What the exercise asks:
Quote every line of the data below as it stands, omitting pictures.

[Page and application data records]
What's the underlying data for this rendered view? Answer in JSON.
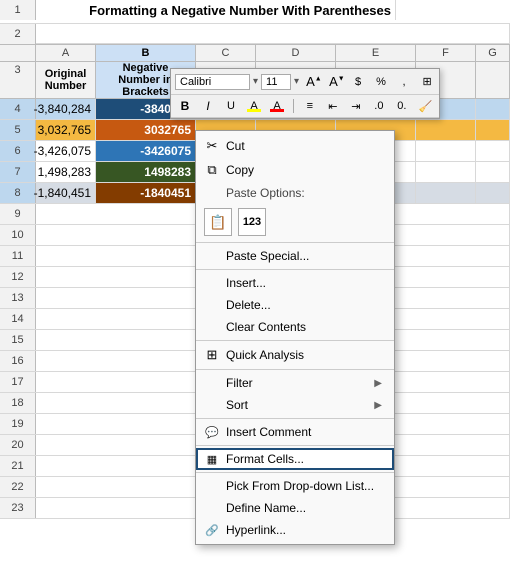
{
  "title": "Formatting a Negative Number With Parentheses",
  "columns": {
    "headers": [
      "",
      "A",
      "B",
      "C",
      "D",
      "E",
      "F",
      "G"
    ]
  },
  "header_row": {
    "row_num": "3",
    "col_a": "Original Number",
    "col_b_line1": "Negative",
    "col_b_line2": "Number in Brackets"
  },
  "data_rows": [
    {
      "row": "4",
      "col_a": "-3,840,284",
      "col_b": "-3840284",
      "style": "blue"
    },
    {
      "row": "5",
      "col_a": "3,032,765",
      "col_b": "3032765",
      "style": "orange"
    },
    {
      "row": "6",
      "col_a": "-3,426,075",
      "col_b": "-3426075",
      "style": "normal"
    },
    {
      "row": "7",
      "col_a": "1,498,283",
      "col_b": "1498283",
      "style": "selected"
    },
    {
      "row": "8",
      "col_a": "-1,840,451",
      "col_b": "-1840451",
      "style": "normal-dark"
    }
  ],
  "toolbar": {
    "font_name": "Calibri",
    "font_size": "11",
    "bold": "B",
    "italic": "I"
  },
  "context_menu": {
    "items": [
      {
        "id": "cut",
        "label": "Cut",
        "icon": "✂",
        "has_icon": true,
        "disabled": false,
        "has_arrow": false
      },
      {
        "id": "copy",
        "label": "Copy",
        "icon": "⧉",
        "has_icon": true,
        "disabled": false,
        "has_arrow": false
      },
      {
        "id": "paste-options-label",
        "label": "Paste Options:",
        "is_label": true
      },
      {
        "id": "paste-special",
        "label": "Paste Special...",
        "icon": "",
        "has_icon": false,
        "disabled": false,
        "has_arrow": false
      },
      {
        "id": "insert",
        "label": "Insert...",
        "icon": "",
        "has_icon": false,
        "disabled": false,
        "has_arrow": false
      },
      {
        "id": "delete",
        "label": "Delete...",
        "icon": "",
        "has_icon": false,
        "disabled": false,
        "has_arrow": false
      },
      {
        "id": "clear-contents",
        "label": "Clear Contents",
        "icon": "",
        "has_icon": false,
        "disabled": false,
        "has_arrow": false
      },
      {
        "id": "quick-analysis",
        "label": "Quick Analysis",
        "icon": "⊞",
        "has_icon": true,
        "disabled": false,
        "has_arrow": false
      },
      {
        "id": "filter",
        "label": "Filter",
        "icon": "",
        "has_icon": false,
        "disabled": false,
        "has_arrow": true
      },
      {
        "id": "sort",
        "label": "Sort",
        "icon": "",
        "has_icon": false,
        "disabled": false,
        "has_arrow": true
      },
      {
        "id": "insert-comment",
        "label": "Insert Comment",
        "icon": "💬",
        "has_icon": true,
        "disabled": false,
        "has_arrow": false
      },
      {
        "id": "format-cells",
        "label": "Format Cells...",
        "icon": "▦",
        "has_icon": true,
        "disabled": false,
        "has_arrow": false,
        "highlighted": true
      },
      {
        "id": "pick-dropdown",
        "label": "Pick From Drop-down List...",
        "icon": "",
        "has_icon": false,
        "disabled": false,
        "has_arrow": false
      },
      {
        "id": "define-name",
        "label": "Define Name...",
        "icon": "",
        "has_icon": false,
        "disabled": false,
        "has_arrow": false
      },
      {
        "id": "hyperlink",
        "label": "Hyperlink...",
        "icon": "🔗",
        "has_icon": true,
        "disabled": false,
        "has_arrow": false
      }
    ]
  }
}
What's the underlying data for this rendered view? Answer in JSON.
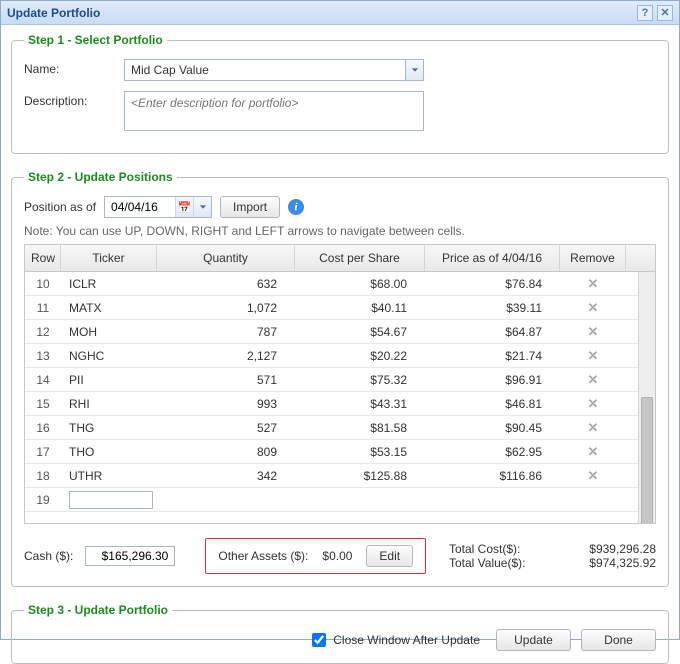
{
  "window": {
    "title": "Update Portfolio"
  },
  "step1": {
    "legend": "Step 1 - Select Portfolio",
    "name_label": "Name:",
    "name_value": "Mid Cap Value",
    "description_label": "Description:",
    "description_placeholder": "<Enter description for portfolio>"
  },
  "step2": {
    "legend": "Step 2 - Update Positions",
    "position_label": "Position as of",
    "position_date": "04/04/16",
    "import_label": "Import",
    "note": "Note: You can use UP, DOWN, RIGHT and LEFT arrows to navigate between cells.",
    "columns": {
      "row": "Row",
      "ticker": "Ticker",
      "quantity": "Quantity",
      "cost": "Cost per Share",
      "price": "Price as of 4/04/16",
      "remove": "Remove"
    },
    "rows": [
      {
        "n": "10",
        "ticker": "ICLR",
        "qty": "632",
        "cost": "$68.00",
        "price": "$76.84"
      },
      {
        "n": "11",
        "ticker": "MATX",
        "qty": "1,072",
        "cost": "$40.11",
        "price": "$39.11"
      },
      {
        "n": "12",
        "ticker": "MOH",
        "qty": "787",
        "cost": "$54.67",
        "price": "$64.87"
      },
      {
        "n": "13",
        "ticker": "NGHC",
        "qty": "2,127",
        "cost": "$20.22",
        "price": "$21.74"
      },
      {
        "n": "14",
        "ticker": "PII",
        "qty": "571",
        "cost": "$75.32",
        "price": "$96.91"
      },
      {
        "n": "15",
        "ticker": "RHI",
        "qty": "993",
        "cost": "$43.31",
        "price": "$46.81"
      },
      {
        "n": "16",
        "ticker": "THG",
        "qty": "527",
        "cost": "$81.58",
        "price": "$90.45"
      },
      {
        "n": "17",
        "ticker": "THO",
        "qty": "809",
        "cost": "$53.15",
        "price": "$62.95"
      },
      {
        "n": "18",
        "ticker": "UTHR",
        "qty": "342",
        "cost": "$125.88",
        "price": "$116.86"
      }
    ],
    "empty_row_n": "19",
    "cash_label": "Cash ($):",
    "cash_value": "$165,296.30",
    "other_label": "Other Assets ($):",
    "other_value": "$0.00",
    "edit_label": "Edit",
    "total_cost_label": "Total Cost($):",
    "total_cost_value": "$939,296.28",
    "total_value_label": "Total Value($):",
    "total_value_value": "$974,325.92"
  },
  "step3": {
    "legend": "Step 3 - Update Portfolio",
    "close_label": "Close Window After Update",
    "update_label": "Update",
    "done_label": "Done"
  }
}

Answer section:
What's the underlying data for this rendered view? Answer in JSON.
{
  "title": "Formatting a Negative Number With Parentheses",
  "columns": {
    "headers": [
      "",
      "A",
      "B",
      "C",
      "D",
      "E",
      "F",
      "G"
    ]
  },
  "header_row": {
    "row_num": "3",
    "col_a": "Original Number",
    "col_b_line1": "Negative",
    "col_b_line2": "Number in Brackets"
  },
  "data_rows": [
    {
      "row": "4",
      "col_a": "-3,840,284",
      "col_b": "-3840284",
      "style": "blue"
    },
    {
      "row": "5",
      "col_a": "3,032,765",
      "col_b": "3032765",
      "style": "orange"
    },
    {
      "row": "6",
      "col_a": "-3,426,075",
      "col_b": "-3426075",
      "style": "normal"
    },
    {
      "row": "7",
      "col_a": "1,498,283",
      "col_b": "1498283",
      "style": "selected"
    },
    {
      "row": "8",
      "col_a": "-1,840,451",
      "col_b": "-1840451",
      "style": "normal-dark"
    }
  ],
  "toolbar": {
    "font_name": "Calibri",
    "font_size": "11",
    "bold": "B",
    "italic": "I"
  },
  "context_menu": {
    "items": [
      {
        "id": "cut",
        "label": "Cut",
        "icon": "✂",
        "has_icon": true,
        "disabled": false,
        "has_arrow": false
      },
      {
        "id": "copy",
        "label": "Copy",
        "icon": "⧉",
        "has_icon": true,
        "disabled": false,
        "has_arrow": false
      },
      {
        "id": "paste-options-label",
        "label": "Paste Options:",
        "is_label": true
      },
      {
        "id": "paste-special",
        "label": "Paste Special...",
        "icon": "",
        "has_icon": false,
        "disabled": false,
        "has_arrow": false
      },
      {
        "id": "insert",
        "label": "Insert...",
        "icon": "",
        "has_icon": false,
        "disabled": false,
        "has_arrow": false
      },
      {
        "id": "delete",
        "label": "Delete...",
        "icon": "",
        "has_icon": false,
        "disabled": false,
        "has_arrow": false
      },
      {
        "id": "clear-contents",
        "label": "Clear Contents",
        "icon": "",
        "has_icon": false,
        "disabled": false,
        "has_arrow": false
      },
      {
        "id": "quick-analysis",
        "label": "Quick Analysis",
        "icon": "⊞",
        "has_icon": true,
        "disabled": false,
        "has_arrow": false
      },
      {
        "id": "filter",
        "label": "Filter",
        "icon": "",
        "has_icon": false,
        "disabled": false,
        "has_arrow": true
      },
      {
        "id": "sort",
        "label": "Sort",
        "icon": "",
        "has_icon": false,
        "disabled": false,
        "has_arrow": true
      },
      {
        "id": "insert-comment",
        "label": "Insert Comment",
        "icon": "💬",
        "has_icon": true,
        "disabled": false,
        "has_arrow": false
      },
      {
        "id": "format-cells",
        "label": "Format Cells...",
        "icon": "▦",
        "has_icon": true,
        "disabled": false,
        "has_arrow": false,
        "highlighted": true
      },
      {
        "id": "pick-dropdown",
        "label": "Pick From Drop-down List...",
        "icon": "",
        "has_icon": false,
        "disabled": false,
        "has_arrow": false
      },
      {
        "id": "define-name",
        "label": "Define Name...",
        "icon": "",
        "has_icon": false,
        "disabled": false,
        "has_arrow": false
      },
      {
        "id": "hyperlink",
        "label": "Hyperlink...",
        "icon": "🔗",
        "has_icon": true,
        "disabled": false,
        "has_arrow": false
      }
    ]
  }
}
What's the underlying data for this rendered view? Answer in JSON.
{
  "window": {
    "title": "Update Portfolio"
  },
  "step1": {
    "legend": "Step 1 - Select Portfolio",
    "name_label": "Name:",
    "name_value": "Mid Cap Value",
    "description_label": "Description:",
    "description_placeholder": "<Enter description for portfolio>"
  },
  "step2": {
    "legend": "Step 2 - Update Positions",
    "position_label": "Position as of",
    "position_date": "04/04/16",
    "import_label": "Import",
    "note": "Note: You can use UP, DOWN, RIGHT and LEFT arrows to navigate between cells.",
    "columns": {
      "row": "Row",
      "ticker": "Ticker",
      "quantity": "Quantity",
      "cost": "Cost per Share",
      "price": "Price as of 4/04/16",
      "remove": "Remove"
    },
    "rows": [
      {
        "n": "10",
        "ticker": "ICLR",
        "qty": "632",
        "cost": "$68.00",
        "price": "$76.84"
      },
      {
        "n": "11",
        "ticker": "MATX",
        "qty": "1,072",
        "cost": "$40.11",
        "price": "$39.11"
      },
      {
        "n": "12",
        "ticker": "MOH",
        "qty": "787",
        "cost": "$54.67",
        "price": "$64.87"
      },
      {
        "n": "13",
        "ticker": "NGHC",
        "qty": "2,127",
        "cost": "$20.22",
        "price": "$21.74"
      },
      {
        "n": "14",
        "ticker": "PII",
        "qty": "571",
        "cost": "$75.32",
        "price": "$96.91"
      },
      {
        "n": "15",
        "ticker": "RHI",
        "qty": "993",
        "cost": "$43.31",
        "price": "$46.81"
      },
      {
        "n": "16",
        "ticker": "THG",
        "qty": "527",
        "cost": "$81.58",
        "price": "$90.45"
      },
      {
        "n": "17",
        "ticker": "THO",
        "qty": "809",
        "cost": "$53.15",
        "price": "$62.95"
      },
      {
        "n": "18",
        "ticker": "UTHR",
        "qty": "342",
        "cost": "$125.88",
        "price": "$116.86"
      }
    ],
    "empty_row_n": "19",
    "cash_label": "Cash ($):",
    "cash_value": "$165,296.30",
    "other_label": "Other Assets ($):",
    "other_value": "$0.00",
    "edit_label": "Edit",
    "total_cost_label": "Total Cost($):",
    "total_cost_value": "$939,296.28",
    "total_value_label": "Total Value($):",
    "total_value_value": "$974,325.92"
  },
  "step3": {
    "legend": "Step 3 - Update Portfolio",
    "close_label": "Close Window After Update",
    "update_label": "Update",
    "done_label": "Done"
  }
}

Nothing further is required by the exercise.